TEXT PROVIDED =
******************************

I've had this requirement as well. And the only clean solution is to
split configuration into two parts:
1. default configuration which will be overwritten on install time and
should not be altered by the user
2. local/user configuration which will only be installed once and is
under user-control later.
That way, it's also transparent to the user what he/she is allowed to
alter and that these settings won't get lost.
Of course, this requires support within the application to first read
the default configuration, then the user configuration which overrides
the default settings.
Automated patching of configuration will always be prone to errors and
may lead to unexpected behaviour - what do you do with values the user
altered?
HTH,
Tino.
--
"What we nourish flourishes." - "Was wir nähren erblüht."
www.lichtkreis-chemnitz.de
www.tisc.de
thanks for your notes.
On Thursday 26 November 2009 19:27:12 Tino Schwarze wrote:
> ...
> I've had this requirement as well. And the only clean solution is to
> split configuration into two parts:
>
> 1. default configuration which will be overwritten on install time and
> should not be altered by the user
> 2. local/user configuration which will only be installed once and is
> under user-control later.

******************************

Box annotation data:
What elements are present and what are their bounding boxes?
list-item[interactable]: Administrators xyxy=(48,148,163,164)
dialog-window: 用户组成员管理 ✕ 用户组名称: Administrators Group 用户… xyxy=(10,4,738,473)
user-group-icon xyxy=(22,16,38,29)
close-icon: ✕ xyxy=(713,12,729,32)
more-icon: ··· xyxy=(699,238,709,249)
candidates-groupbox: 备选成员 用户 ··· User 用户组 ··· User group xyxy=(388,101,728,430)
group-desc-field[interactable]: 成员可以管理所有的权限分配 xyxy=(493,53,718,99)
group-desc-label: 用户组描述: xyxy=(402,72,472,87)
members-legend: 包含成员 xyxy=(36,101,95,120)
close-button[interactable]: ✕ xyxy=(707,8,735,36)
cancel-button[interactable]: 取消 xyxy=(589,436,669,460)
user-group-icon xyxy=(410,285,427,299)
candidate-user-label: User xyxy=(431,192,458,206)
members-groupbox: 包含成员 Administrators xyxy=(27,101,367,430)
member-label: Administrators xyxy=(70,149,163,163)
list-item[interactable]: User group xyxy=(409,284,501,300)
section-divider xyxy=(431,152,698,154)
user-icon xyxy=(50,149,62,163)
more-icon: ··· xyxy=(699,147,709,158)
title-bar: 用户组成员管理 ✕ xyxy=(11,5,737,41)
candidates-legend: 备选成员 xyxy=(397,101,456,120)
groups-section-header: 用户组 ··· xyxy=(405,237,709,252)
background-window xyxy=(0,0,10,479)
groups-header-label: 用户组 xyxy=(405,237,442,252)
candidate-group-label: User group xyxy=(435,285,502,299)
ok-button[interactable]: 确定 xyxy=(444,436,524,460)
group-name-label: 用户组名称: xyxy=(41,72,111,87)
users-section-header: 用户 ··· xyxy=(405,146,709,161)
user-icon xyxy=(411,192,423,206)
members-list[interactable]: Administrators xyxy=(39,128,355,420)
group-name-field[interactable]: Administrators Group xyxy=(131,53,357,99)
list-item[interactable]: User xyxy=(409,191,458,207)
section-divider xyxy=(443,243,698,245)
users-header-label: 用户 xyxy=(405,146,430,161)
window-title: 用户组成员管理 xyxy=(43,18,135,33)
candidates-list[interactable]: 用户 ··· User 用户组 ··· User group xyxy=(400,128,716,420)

******************************

ACTIONS TO TAKE =
#1 Please translate this sentence from the configuration email into Spanish: "Of course, this requires support within the application to first read the default configuration, then the user configuration which overrides the default settings."
#2 According to the configuration email, what will automated patching of configuration always be prone to?
You can leave the records aside; they aren't needed.

ANSWERS GIVEN =
#1 Por supuesto, esto requiere soporte dentro de la aplicación para leer primero la configuración predeterminada y luego la configuración del usuario, que anula los ajustes predeterminados.

#2 Errors.